### What this task involves
Tally the lines holding the word "XAGUSD" and state the count by itself.

*** Data shown ***

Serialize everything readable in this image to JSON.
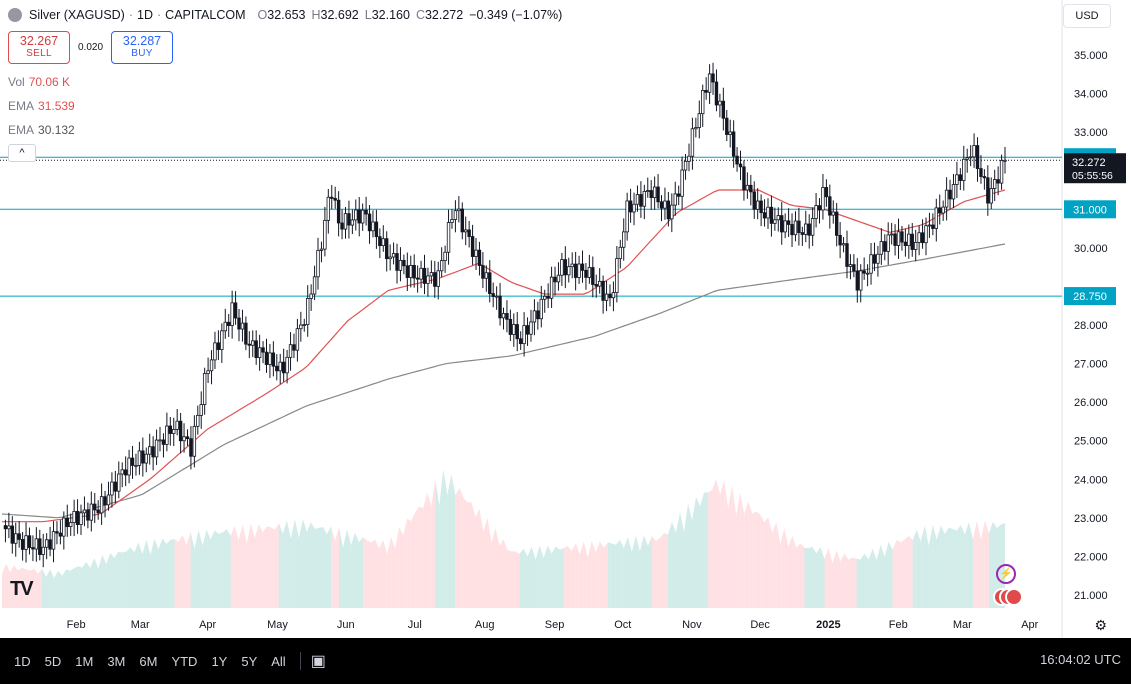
{
  "header": {
    "symbol": "Silver (XAGUSD)",
    "interval": "1D",
    "source": "CAPITALCOM",
    "open_label": "O",
    "open": "32.653",
    "high_label": "H",
    "high": "32.692",
    "low_label": "L",
    "low": "32.160",
    "close_label": "C",
    "close": "32.272",
    "change": "−0.349 (−1.07%)"
  },
  "trade": {
    "sell_price": "32.267",
    "sell_label": "SELL",
    "spread": "0.020",
    "buy_price": "32.287",
    "buy_label": "BUY"
  },
  "indicators": {
    "vol_label": "Vol",
    "vol_value": "70.06 K",
    "ema1_label": "EMA",
    "ema1_value": "31.539",
    "ema2_label": "EMA",
    "ema2_value": "30.132"
  },
  "currency": "USD",
  "timeframes": [
    "1D",
    "5D",
    "1M",
    "3M",
    "6M",
    "YTD",
    "1Y",
    "5Y",
    "All"
  ],
  "clock": "16:04:02 UTC",
  "colors": {
    "up": "#26a69a",
    "down": "#ef5350",
    "candle": "#131722",
    "ema_fast": "#e05252",
    "ema_slow": "#888888",
    "hline": "#00a3c4"
  },
  "chart_data": {
    "type": "candlestick",
    "title": "Silver (XAGUSD) · 1D · CAPITALCOM",
    "y_ticks": [
      "35.000",
      "34.000",
      "33.000",
      "32.000",
      "31.000",
      "30.000",
      "29.000",
      "28.000",
      "27.000",
      "26.000",
      "25.000",
      "24.000",
      "23.000",
      "22.000",
      "21.000"
    ],
    "ylim": [
      21.0,
      35.0
    ],
    "x_ticks": [
      "Feb",
      "Mar",
      "Apr",
      "May",
      "Jun",
      "Jul",
      "Aug",
      "Sep",
      "Oct",
      "Nov",
      "Dec",
      "2025",
      "Feb",
      "Mar",
      "Apr"
    ],
    "horizontal_levels": [
      {
        "label": "32.350",
        "value": 32.35,
        "style": "solid"
      },
      {
        "label": "31.000",
        "value": 31.0,
        "style": "solid"
      },
      {
        "label": "28.750",
        "value": 28.75,
        "style": "solid"
      }
    ],
    "current_price": {
      "label": "32.272",
      "countdown": "05:55:56",
      "value": 32.272
    },
    "price_path": [
      [
        2024.08,
        22.8
      ],
      [
        2024.1,
        22.4
      ],
      [
        2024.13,
        22.2
      ],
      [
        2024.16,
        22.9
      ],
      [
        2024.2,
        23.3
      ],
      [
        2024.23,
        24.3
      ],
      [
        2024.26,
        24.7
      ],
      [
        2024.29,
        25.4
      ],
      [
        2024.31,
        24.8
      ],
      [
        2024.33,
        26.9
      ],
      [
        2024.36,
        28.4
      ],
      [
        2024.38,
        27.5
      ],
      [
        2024.4,
        27.2
      ],
      [
        2024.42,
        26.8
      ],
      [
        2024.45,
        28.3
      ],
      [
        2024.47,
        30.3
      ],
      [
        2024.48,
        31.6
      ],
      [
        2024.49,
        30.6
      ],
      [
        2024.52,
        30.9
      ],
      [
        2024.55,
        29.8
      ],
      [
        2024.58,
        29.3
      ],
      [
        2024.61,
        29.2
      ],
      [
        2024.63,
        31.1
      ],
      [
        2024.65,
        30.1
      ],
      [
        2024.67,
        29.1
      ],
      [
        2024.69,
        28.2
      ],
      [
        2024.71,
        27.6
      ],
      [
        2024.73,
        28.3
      ],
      [
        2024.76,
        29.5
      ],
      [
        2024.79,
        29.4
      ],
      [
        2024.82,
        28.6
      ],
      [
        2024.84,
        31.0
      ],
      [
        2024.87,
        31.5
      ],
      [
        2024.89,
        30.9
      ],
      [
        2024.9,
        31.3
      ],
      [
        2024.93,
        33.7
      ],
      [
        2024.94,
        34.5
      ],
      [
        2024.96,
        33.2
      ],
      [
        2024.98,
        31.8
      ],
      [
        2025.0,
        31.0
      ],
      [
        2025.03,
        30.6
      ],
      [
        2025.06,
        30.4
      ],
      [
        2025.08,
        31.5
      ],
      [
        2025.1,
        30.1
      ],
      [
        2025.12,
        29.1
      ],
      [
        2025.14,
        29.7
      ],
      [
        2025.16,
        30.3
      ],
      [
        2025.19,
        30.1
      ],
      [
        2025.21,
        30.6
      ],
      [
        2025.24,
        31.7
      ],
      [
        2025.26,
        32.6
      ],
      [
        2025.28,
        31.3
      ],
      [
        2025.3,
        32.3
      ]
    ],
    "ema_fast_path": [
      [
        2024.08,
        22.9
      ],
      [
        2024.13,
        22.9
      ],
      [
        2024.2,
        23.1
      ],
      [
        2024.26,
        24.0
      ],
      [
        2024.33,
        25.3
      ],
      [
        2024.4,
        26.2
      ],
      [
        2024.45,
        26.9
      ],
      [
        2024.5,
        28.1
      ],
      [
        2024.55,
        28.9
      ],
      [
        2024.61,
        29.2
      ],
      [
        2024.66,
        29.6
      ],
      [
        2024.7,
        29.1
      ],
      [
        2024.74,
        28.8
      ],
      [
        2024.79,
        28.8
      ],
      [
        2024.84,
        29.5
      ],
      [
        2024.9,
        30.9
      ],
      [
        2024.95,
        31.5
      ],
      [
        2025.0,
        31.5
      ],
      [
        2025.04,
        31.1
      ],
      [
        2025.08,
        31.0
      ],
      [
        2025.12,
        30.7
      ],
      [
        2025.16,
        30.4
      ],
      [
        2025.2,
        30.6
      ],
      [
        2025.25,
        31.2
      ],
      [
        2025.3,
        31.5
      ]
    ],
    "ema_slow_path": [
      [
        2024.08,
        23.1
      ],
      [
        2024.15,
        23.0
      ],
      [
        2024.25,
        23.6
      ],
      [
        2024.35,
        24.9
      ],
      [
        2024.45,
        25.9
      ],
      [
        2024.55,
        26.6
      ],
      [
        2024.62,
        27.0
      ],
      [
        2024.7,
        27.2
      ],
      [
        2024.8,
        27.7
      ],
      [
        2024.88,
        28.3
      ],
      [
        2024.95,
        28.9
      ],
      [
        2025.05,
        29.2
      ],
      [
        2025.12,
        29.4
      ],
      [
        2025.2,
        29.7
      ],
      [
        2025.3,
        30.1
      ]
    ],
    "volume_path": [
      [
        2024.08,
        0.3
      ],
      [
        2024.15,
        0.25
      ],
      [
        2024.25,
        0.45
      ],
      [
        2024.35,
        0.55
      ],
      [
        2024.45,
        0.6
      ],
      [
        2024.55,
        0.45
      ],
      [
        2024.62,
        0.95
      ],
      [
        2024.7,
        0.4
      ],
      [
        2024.8,
        0.45
      ],
      [
        2024.88,
        0.5
      ],
      [
        2024.95,
        0.9
      ],
      [
        2025.05,
        0.45
      ],
      [
        2025.12,
        0.35
      ],
      [
        2025.2,
        0.55
      ],
      [
        2025.3,
        0.6
      ]
    ]
  }
}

***

### Solution to this task
2